(Extracted data entries)
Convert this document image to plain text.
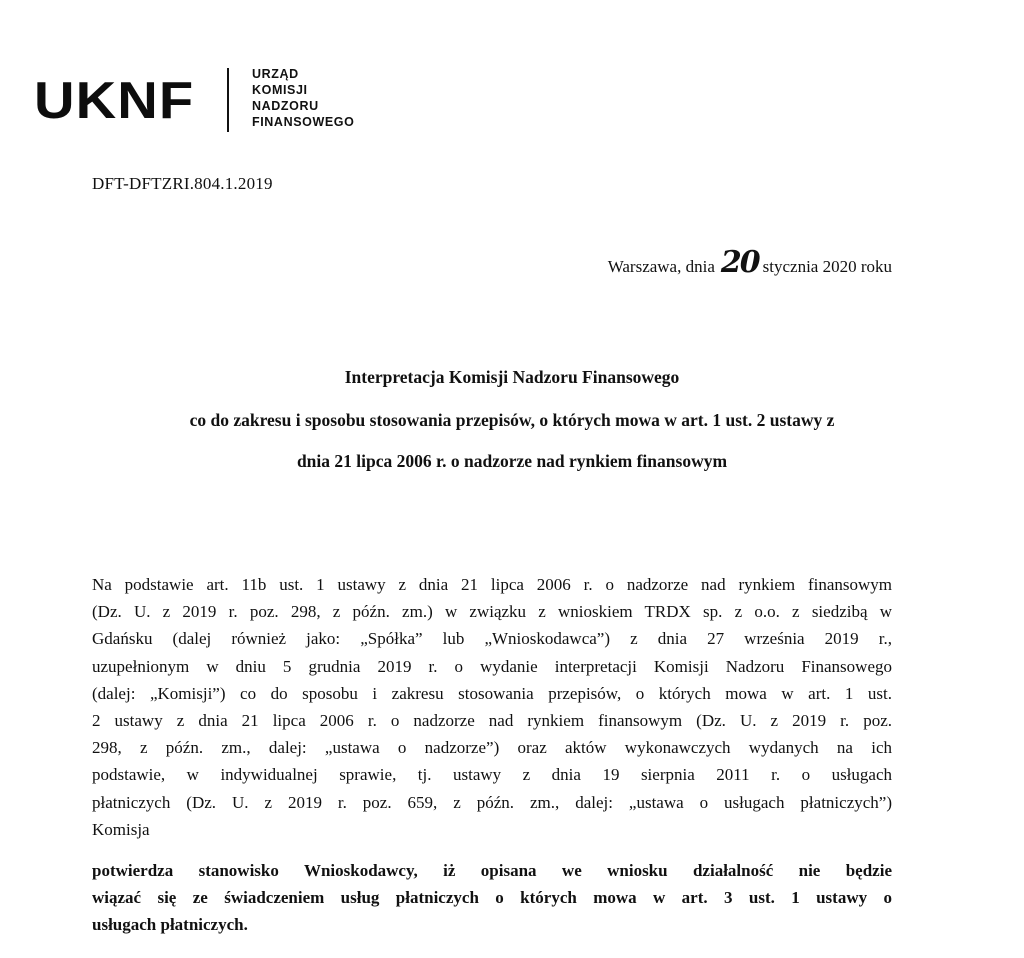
UKNF	URZĄD
KOMISJI
NADZORU
FINANSOWEGO
DFT-DFTZRI.804.1.2019
Warszawa, dnia 20 stycznia 2020 roku
Interpretacja Komisji Nadzoru Finansowego
co do zakresu i sposobu stosowania przepisów, o których mowa w art. 1 ust. 2 ustawy z
dnia 21 lipca 2006 r. o nadzorze nad rynkiem finansowym
Na podstawie art. 11b ust. 1 ustawy z dnia 21 lipca 2006 r. o nadzorze nad rynkiem finansowym
(Dz. U. z 2019 r. poz. 298, z późn. zm.) w związku z wnioskiem TRDX sp. z o.o. z siedzibą w
Gdańsku (dalej również jako: „Spółka” lub „Wnioskodawca”) z dnia 27 września 2019 r.,
uzupełnionym w dniu 5 grudnia 2019 r. o wydanie interpretacji Komisji Nadzoru Finansowego
(dalej: „Komisji”) co do sposobu i zakresu stosowania przepisów, o których mowa w art. 1 ust.
2 ustawy z dnia 21 lipca 2006 r. o nadzorze nad rynkiem finansowym (Dz. U. z 2019 r. poz.
298, z późn. zm., dalej: „ustawa o nadzorze”) oraz aktów wykonawczych wydanych na ich
podstawie, w indywidualnej sprawie, tj. ustawy z dnia 19 sierpnia 2011 r. o usługach
płatniczych (Dz. U. z 2019 r. poz. 659, z późn. zm., dalej: „ustawa o usługach płatniczych”)
Komisja
potwierdza stanowisko Wnioskodawcy, iż opisana we wniosku działalność nie będzie
wiązać się ze świadczeniem usług płatniczych o których mowa w art. 3 ust. 1 ustawy o
usługach płatniczych.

WHAT THE TASK ASKS: In the copy, include all records verbatim but no images.

WRITTEN ANSWER:
Convert this document image to plain text.
UKNF	URZĄD
KOMISJI
NADZORU
FINANSOWEGO
DFT-DFTZRI.804.1.2019
Warszawa, dnia 20 stycznia 2020 roku
Interpretacja Komisji Nadzoru Finansowego
co do zakresu i sposobu stosowania przepisów, o których mowa w art. 1 ust. 2 ustawy z
dnia 21 lipca 2006 r. o nadzorze nad rynkiem finansowym
Na podstawie art. 11b ust. 1 ustawy z dnia 21 lipca 2006 r. o nadzorze nad rynkiem finansowym
(Dz. U. z 2019 r. poz. 298, z późn. zm.) w związku z wnioskiem TRDX sp. z o.o. z siedzibą w
Gdańsku (dalej również jako: „Spółka” lub „Wnioskodawca”) z dnia 27 września 2019 r.,
uzupełnionym w dniu 5 grudnia 2019 r. o wydanie interpretacji Komisji Nadzoru Finansowego
(dalej: „Komisji”) co do sposobu i zakresu stosowania przepisów, o których mowa w art. 1 ust.
2 ustawy z dnia 21 lipca 2006 r. o nadzorze nad rynkiem finansowym (Dz. U. z 2019 r. poz.
298, z późn. zm., dalej: „ustawa o nadzorze”) oraz aktów wykonawczych wydanych na ich
podstawie, w indywidualnej sprawie, tj. ustawy z dnia 19 sierpnia 2011 r. o usługach
płatniczych (Dz. U. z 2019 r. poz. 659, z późn. zm., dalej: „ustawa o usługach płatniczych”)
Komisja
potwierdza stanowisko Wnioskodawcy, iż opisana we wniosku działalność nie będzie
wiązać się ze świadczeniem usług płatniczych o których mowa w art. 3 ust. 1 ustawy o
usługach płatniczych.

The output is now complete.